> _Problems to work on_
1. Shorten the paragraph that begins "“The most cardinal rule" in the excerpt on speech plagiarism into a brief list that keeps its main facts.
2. From the dataset entries, reproduce the lines starting at the line with "cell-median-abi: 未达到: [437, 134, 466, 145]" up to and including the line with "events-label: 事件数/患者数: [281, 286, 342, 297]", and nothing else.

> _Text excerpt_
>>

An urgent priority: avoiding the slightest hint of oratorical theft.
“The most cardinal rule of any speech-writing operation is that you cannot plagiarize,” said [Matt] Latimer, the Bush speechwriter, who is now a partner at Javelin, a communications firm. If you do, he said, “you lose your job.”
Unfortunately for the campaign, they can’t fire Melania Trump.
If you want to know more about how speeches and plagiarism happen, I recommend Roy Peter Clark’s incisive writeup at Poynter.
As usual, the coverup is worse than the crime
It was embarrassing to watch Trump campaign operatives and other Republicans attempt to explain why this didn’t happen or doesn’t matter.
- Chris Christie said the speech was 93% original. “Nearly free of plagiarism” isn’t the standard here — stealing is stealing. A yogurt that’s 93% fat free isn’t close to fat free, because it’s 7% fat.

<<

> _Dataset entries_
>>

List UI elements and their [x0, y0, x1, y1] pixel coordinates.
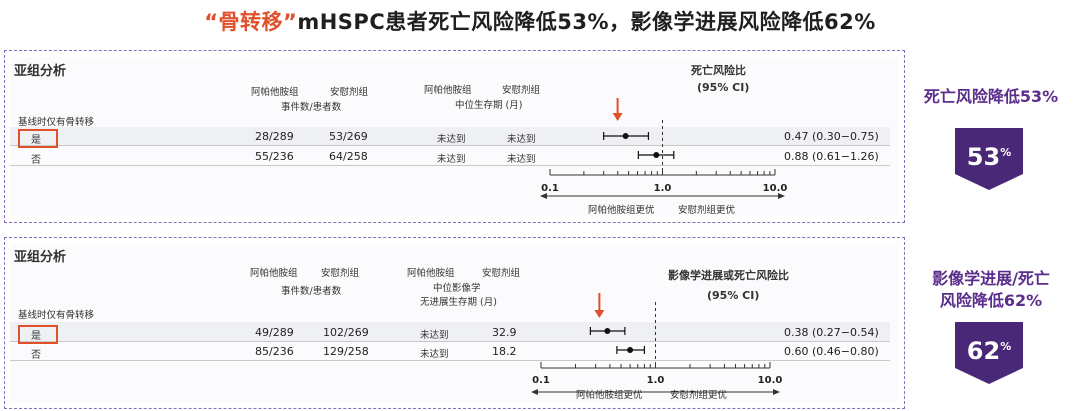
cell-median-abi: 未达到: [437, 134, 466, 145]
baseline-label: 基线时仅有骨转移: [18, 310, 95, 321]
cell-abi-events: 49/289: [255, 326, 294, 339]
side2-heading-line1: 影像学进展/死亡: [932, 269, 1050, 288]
side2-heading-line2: 风险降低62%: [939, 291, 1043, 310]
favors-right-arrowhead: [773, 389, 780, 395]
side2-heading: 影像学进展/死亡 风险降低62%: [906, 268, 1076, 312]
col-header-apalutamide: 阿帕他胺组: [250, 268, 298, 279]
badge-62-value: 62: [966, 337, 1001, 365]
x-tick-label: 10.0: [763, 183, 788, 194]
yes-highlight-box: [18, 325, 58, 344]
badge-62-text: 62%: [955, 337, 1023, 365]
row-divider: [10, 360, 890, 361]
favors-left-label: 阿帕他胺组更优: [576, 390, 643, 401]
favors-right-arrowhead: [778, 193, 785, 199]
median-label-line2: 无进展生存期 (月): [420, 297, 497, 308]
events-label: 事件数/患者数: [281, 286, 342, 297]
cell-hr-text: 0.47 (0.30−0.75): [784, 130, 879, 143]
cell-pbo-events: 129/258: [323, 345, 369, 358]
row-label-no: 否: [31, 155, 41, 166]
x-tick-label: 1.0: [647, 375, 665, 386]
cell-hr-text: 0.88 (0.61−1.26): [784, 150, 879, 163]
col-header-apalutamide: 阿帕他胺组: [251, 87, 299, 98]
table-row-bg: [10, 127, 890, 145]
cell-median-abi: 未达到: [437, 154, 466, 165]
row-label-yes: 是: [31, 331, 41, 342]
col-header-apalutamide-2: 阿帕他胺组: [407, 268, 455, 279]
favors-left-label: 阿帕他胺组更优: [588, 205, 655, 216]
col-header-apalutamide-2: 阿帕他胺组: [424, 85, 472, 96]
highlight-arrow-head: [612, 113, 623, 121]
side1-heading: 死亡风险降低53%: [923, 87, 1059, 106]
cell-median-abi: 未达到: [420, 330, 449, 341]
badge-62: [955, 322, 1023, 384]
row-divider: [10, 165, 890, 166]
col-header-placebo-2: 安慰剂组: [482, 268, 521, 279]
cell-median-abi: 未达到: [420, 349, 449, 360]
median-label-line1: 中位影像学: [433, 283, 481, 294]
row-label-no: 否: [31, 350, 41, 361]
badge-62-unit: %: [1000, 340, 1012, 353]
cell-abi-events: 28/289: [255, 130, 294, 143]
title-accent: “骨转移”: [204, 10, 298, 34]
row-divider: [10, 145, 890, 146]
title-rest: mHSPC患者死亡风险降低53%，影像学进展风险降低62%: [297, 10, 876, 34]
favors-right-label: 安慰剂组更优: [678, 205, 736, 216]
col-header-placebo: 安慰剂组: [330, 87, 369, 98]
cell-median-pbo: 18.2: [492, 345, 517, 358]
x-tick-label: 0.1: [541, 183, 559, 194]
events-label: 事件数/患者数: [281, 102, 342, 113]
yes-highlight-box: [18, 129, 58, 148]
x-tick-label: 0.1: [532, 375, 550, 386]
col-header-placebo-2: 安慰剂组: [502, 85, 541, 96]
hr-point: [622, 133, 629, 139]
baseline-label: 基线时仅有骨转移: [18, 117, 95, 128]
row-label-yes: 是: [31, 135, 41, 146]
hr-title: 死亡风险比: [691, 64, 746, 77]
hr-point: [627, 347, 634, 353]
cell-pbo-events: 53/269: [329, 130, 368, 143]
hr-title: 影像学进展或死亡风险比: [668, 269, 789, 282]
cell-hr-text: 0.60 (0.46−0.80): [784, 345, 879, 358]
table-row-bg: [10, 322, 890, 341]
cell-median-pbo: 未达到: [507, 154, 536, 165]
median-label: 中位生存期 (月): [455, 100, 523, 111]
hr-ci-label: (95% CI): [707, 289, 760, 302]
x-tick-label: 1.0: [654, 183, 672, 194]
subgroup-heading: 亚组分析: [14, 64, 67, 79]
badge-53-value: 53: [966, 143, 1001, 171]
cell-abi-events: 85/236: [255, 345, 294, 358]
cell-pbo-events: 102/269: [323, 326, 369, 339]
cell-median-pbo: 未达到: [507, 134, 536, 145]
page-title: “骨转移”mHSPC患者死亡风险降低53%，影像学进展风险降低62%: [0, 6, 1080, 36]
badge-53-unit: %: [1000, 146, 1012, 159]
x-tick-label: 10.0: [758, 375, 783, 386]
cell-hr-text: 0.38 (0.27−0.54): [784, 326, 879, 339]
cell-abi-events: 55/236: [255, 150, 294, 163]
highlight-arrow-head: [594, 310, 605, 318]
col-header-placebo: 安慰剂组: [321, 268, 360, 279]
cell-pbo-events: 64/258: [329, 150, 368, 163]
favors-left-arrowhead: [531, 389, 538, 395]
favors-left-arrowhead: [540, 193, 547, 199]
hr-point: [604, 328, 611, 334]
hr-point: [653, 152, 660, 158]
row-divider: [10, 341, 890, 342]
subgroup-heading: 亚组分析: [14, 250, 67, 265]
badge-53: [955, 128, 1023, 190]
badge-53-text: 53%: [955, 143, 1023, 171]
favors-right-label: 安慰剂组更优: [670, 390, 728, 401]
cell-median-pbo: 32.9: [492, 326, 517, 339]
hr-ci-label: (95% CI): [697, 81, 750, 94]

<<

> _Task-by-task answers_
1.
- Matt Latimer, a Bush speechwriter who is now a partner at the communications firm Javelin, calls not plagiarizing the most cardinal rule of any speech-writing operation.
- He said that if you do plagiarize, you lose your job.

2.
cell-median-abi: 未达到: [437, 134, 466, 145]
baseline-label: 基线时仅有骨转移: [18, 310, 95, 321]
cell-abi-events: 49/289: [255, 326, 294, 339]
side2-heading-line1: 影像学进展/死亡: [932, 269, 1050, 288]
side2-heading-line2: 风险降低62%: [939, 291, 1043, 310]
favors-right-arrowhead: [773, 389, 780, 395]
side2-heading: 影像学进展/死亡 风险降低62%: [906, 268, 1076, 312]
col-header-apalutamide: 阿帕他胺组: [250, 268, 298, 279]
badge-62-value: 62: [966, 337, 1001, 365]
x-tick-label: 10.0: [763, 183, 788, 194]
yes-highlight-box: [18, 325, 58, 344]
badge-62-text: 62%: [955, 337, 1023, 365]
row-divider: [10, 360, 890, 361]
favors-left-label: 阿帕他胺组更优: [576, 390, 643, 401]
favors-right-arrowhead: [778, 193, 785, 199]
median-label-line2: 无进展生存期 (月): [420, 297, 497, 308]
events-label: 事件数/患者数: [281, 286, 342, 297]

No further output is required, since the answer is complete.